Begin SUPPLIED MATERIAL
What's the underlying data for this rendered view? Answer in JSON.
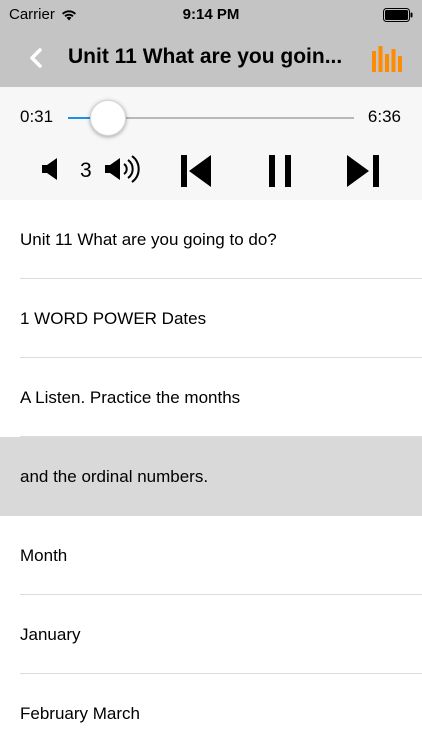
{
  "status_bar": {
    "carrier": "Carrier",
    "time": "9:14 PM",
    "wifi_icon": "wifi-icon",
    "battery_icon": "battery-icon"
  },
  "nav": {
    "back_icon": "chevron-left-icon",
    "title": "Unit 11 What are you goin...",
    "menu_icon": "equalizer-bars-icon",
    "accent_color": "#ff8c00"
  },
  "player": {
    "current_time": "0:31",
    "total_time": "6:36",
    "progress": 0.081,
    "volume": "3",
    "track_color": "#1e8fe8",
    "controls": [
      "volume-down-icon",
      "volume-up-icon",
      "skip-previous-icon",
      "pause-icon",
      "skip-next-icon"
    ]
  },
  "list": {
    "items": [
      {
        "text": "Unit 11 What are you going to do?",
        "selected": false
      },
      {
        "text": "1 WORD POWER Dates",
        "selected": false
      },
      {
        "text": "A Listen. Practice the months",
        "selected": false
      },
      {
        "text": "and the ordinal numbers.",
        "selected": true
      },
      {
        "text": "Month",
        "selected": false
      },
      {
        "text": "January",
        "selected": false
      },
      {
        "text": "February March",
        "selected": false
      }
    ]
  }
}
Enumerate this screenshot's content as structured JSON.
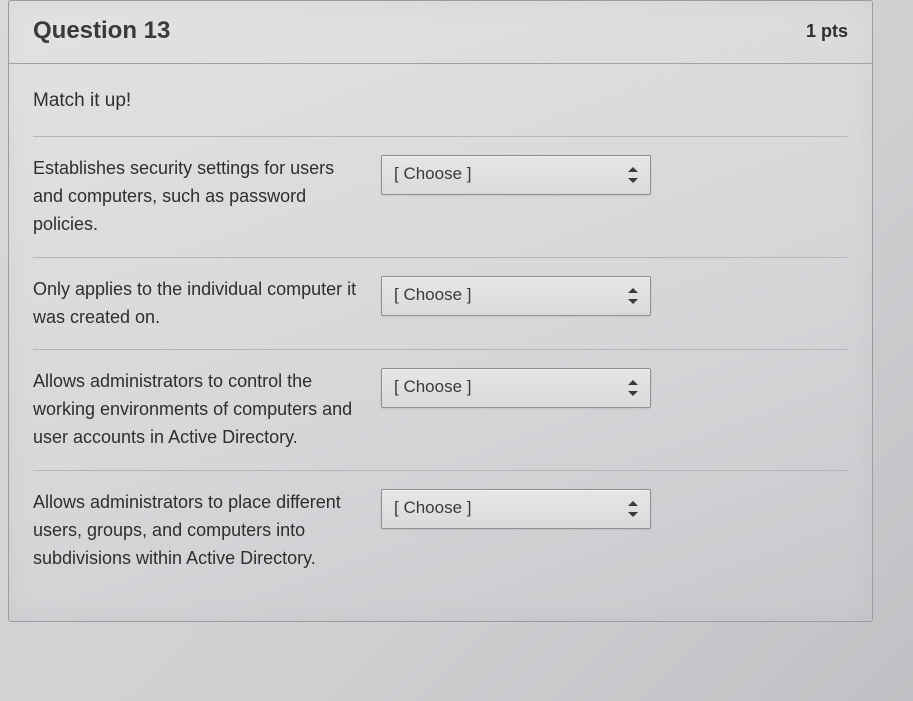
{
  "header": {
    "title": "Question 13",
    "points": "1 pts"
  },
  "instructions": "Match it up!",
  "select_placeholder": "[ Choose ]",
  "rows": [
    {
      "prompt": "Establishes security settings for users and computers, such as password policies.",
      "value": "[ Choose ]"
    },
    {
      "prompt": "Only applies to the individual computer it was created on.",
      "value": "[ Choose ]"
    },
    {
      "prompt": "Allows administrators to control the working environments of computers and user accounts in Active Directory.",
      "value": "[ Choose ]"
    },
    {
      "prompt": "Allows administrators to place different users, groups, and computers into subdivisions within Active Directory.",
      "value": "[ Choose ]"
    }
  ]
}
End SUPPLIED MATERIAL
- **WORK INSTRUCTIONS**
Copy every line of the material in which the word "users" occurs.

- **SOLUTION**
      "prompt": "Establishes security settings for users and computers, such as password policies.",
      "prompt": "Allows administrators to place different users, groups, and computers into subdivisions within Active Directory.",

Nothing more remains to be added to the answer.